> [WHAT YOU SHOULD DO] Can you output the material exactly as written, minus any pictures it holds?

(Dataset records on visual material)
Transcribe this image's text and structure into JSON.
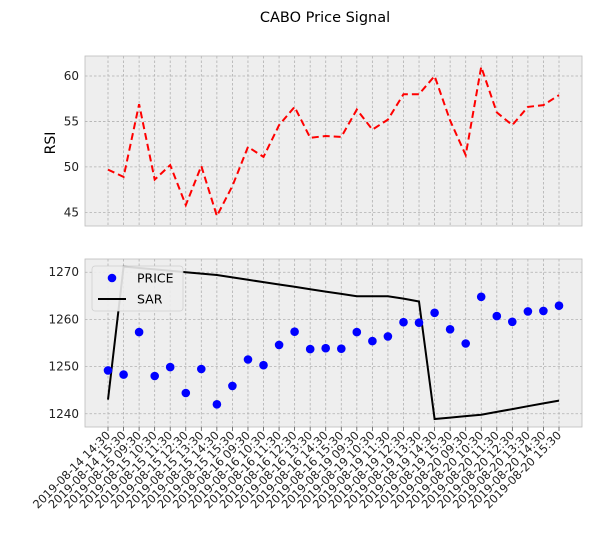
{
  "chart_data": {
    "title": "CABO Price Signal",
    "x": [
      "2019-08-14 14:30",
      "2019-08-14 15:30",
      "2019-08-15 09:30",
      "2019-08-15 10:30",
      "2019-08-15 11:30",
      "2019-08-15 12:30",
      "2019-08-15 13:30",
      "2019-08-15 14:30",
      "2019-08-15 15:30",
      "2019-08-16 09:30",
      "2019-08-16 10:30",
      "2019-08-16 11:30",
      "2019-08-16 12:30",
      "2019-08-16 13:30",
      "2019-08-16 14:30",
      "2019-08-16 15:30",
      "2019-08-19 09:30",
      "2019-08-19 10:30",
      "2019-08-19 11:30",
      "2019-08-19 12:30",
      "2019-08-19 13:30",
      "2019-08-19 14:30",
      "2019-08-19 15:30",
      "2019-08-20 09:30",
      "2019-08-20 10:30",
      "2019-08-20 11:30",
      "2019-08-20 12:30",
      "2019-08-20 13:30",
      "2019-08-20 14:30",
      "2019-08-20 15:30"
    ],
    "panels": [
      {
        "type": "line",
        "ylabel": "RSI",
        "yticks": [
          45,
          50,
          55,
          60
        ],
        "ylim": [
          43.5,
          62.2
        ],
        "grid": true,
        "series": [
          {
            "values": [
              49.7,
              48.9,
              56.9,
              48.6,
              50.2,
              45.8,
              50.1,
              44.6,
              47.9,
              52.2,
              51.1,
              54.6,
              56.6,
              53.2,
              53.4,
              53.3,
              56.3,
              54.1,
              55.2,
              58.0,
              58.0,
              60.0,
              55.1,
              51.3,
              61.0,
              56.0,
              54.6,
              56.6,
              56.8,
              57.9
            ],
            "color": "#ff0000",
            "style": "dashed"
          }
        ]
      },
      {
        "type": "line+scatter",
        "yticks": [
          1240,
          1250,
          1260,
          1270
        ],
        "ylim": [
          1237.2,
          1272.8
        ],
        "grid": true,
        "legend": "top-left",
        "series": [
          {
            "name": "PRICE",
            "kind": "scatter",
            "color": "#0000ff",
            "values": [
              1249.2,
              1248.3,
              1257.3,
              1248.0,
              1249.9,
              1244.4,
              1249.5,
              1242.0,
              1245.9,
              1251.5,
              1250.3,
              1254.6,
              1257.4,
              1253.7,
              1253.9,
              1253.8,
              1257.3,
              1255.4,
              1256.4,
              1259.4,
              1259.3,
              1261.4,
              1257.9,
              1254.9,
              1264.8,
              1260.7,
              1259.5,
              1261.7,
              1261.8,
              1262.9
            ]
          },
          {
            "name": "SAR",
            "kind": "line",
            "color": "#000000",
            "values": [
              1243.0,
              1271.2,
              1270.9,
              1270.6,
              1270.3,
              1270.0,
              1269.7,
              1269.4,
              1268.9,
              1268.4,
              1267.9,
              1267.4,
              1266.9,
              1266.4,
              1265.9,
              1265.4,
              1264.9,
              1264.9,
              1264.9,
              1264.4,
              1263.8,
              1238.9,
              1239.2,
              1239.5,
              1239.8,
              1240.4,
              1241.0,
              1241.6,
              1242.2,
              1242.8
            ]
          }
        ]
      }
    ]
  }
}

> [REPLY]
Transcribe this image's text and structure into JSON.
{
  "chart_data": {
    "title": "CABO Price Signal",
    "x": [
      "2019-08-14 14:30",
      "2019-08-14 15:30",
      "2019-08-15 09:30",
      "2019-08-15 10:30",
      "2019-08-15 11:30",
      "2019-08-15 12:30",
      "2019-08-15 13:30",
      "2019-08-15 14:30",
      "2019-08-15 15:30",
      "2019-08-16 09:30",
      "2019-08-16 10:30",
      "2019-08-16 11:30",
      "2019-08-16 12:30",
      "2019-08-16 13:30",
      "2019-08-16 14:30",
      "2019-08-16 15:30",
      "2019-08-19 09:30",
      "2019-08-19 10:30",
      "2019-08-19 11:30",
      "2019-08-19 12:30",
      "2019-08-19 13:30",
      "2019-08-19 14:30",
      "2019-08-19 15:30",
      "2019-08-20 09:30",
      "2019-08-20 10:30",
      "2019-08-20 11:30",
      "2019-08-20 12:30",
      "2019-08-20 13:30",
      "2019-08-20 14:30",
      "2019-08-20 15:30"
    ],
    "panels": [
      {
        "type": "line",
        "ylabel": "RSI",
        "yticks": [
          45,
          50,
          55,
          60
        ],
        "ylim": [
          43.5,
          62.2
        ],
        "grid": true,
        "series": [
          {
            "values": [
              49.7,
              48.9,
              56.9,
              48.6,
              50.2,
              45.8,
              50.1,
              44.6,
              47.9,
              52.2,
              51.1,
              54.6,
              56.6,
              53.2,
              53.4,
              53.3,
              56.3,
              54.1,
              55.2,
              58.0,
              58.0,
              60.0,
              55.1,
              51.3,
              61.0,
              56.0,
              54.6,
              56.6,
              56.8,
              57.9
            ],
            "color": "#ff0000",
            "style": "dashed"
          }
        ]
      },
      {
        "type": "line+scatter",
        "yticks": [
          1240,
          1250,
          1260,
          1270
        ],
        "ylim": [
          1237.2,
          1272.8
        ],
        "grid": true,
        "legend": "top-left",
        "series": [
          {
            "name": "PRICE",
            "kind": "scatter",
            "color": "#0000ff",
            "values": [
              1249.2,
              1248.3,
              1257.3,
              1248.0,
              1249.9,
              1244.4,
              1249.5,
              1242.0,
              1245.9,
              1251.5,
              1250.3,
              1254.6,
              1257.4,
              1253.7,
              1253.9,
              1253.8,
              1257.3,
              1255.4,
              1256.4,
              1259.4,
              1259.3,
              1261.4,
              1257.9,
              1254.9,
              1264.8,
              1260.7,
              1259.5,
              1261.7,
              1261.8,
              1262.9
            ]
          },
          {
            "name": "SAR",
            "kind": "line",
            "color": "#000000",
            "values": [
              1243.0,
              1271.2,
              1270.9,
              1270.6,
              1270.3,
              1270.0,
              1269.7,
              1269.4,
              1268.9,
              1268.4,
              1267.9,
              1267.4,
              1266.9,
              1266.4,
              1265.9,
              1265.4,
              1264.9,
              1264.9,
              1264.9,
              1264.4,
              1263.8,
              1238.9,
              1239.2,
              1239.5,
              1239.8,
              1240.4,
              1241.0,
              1241.6,
              1242.2,
              1242.8
            ]
          }
        ]
      }
    ]
  }
}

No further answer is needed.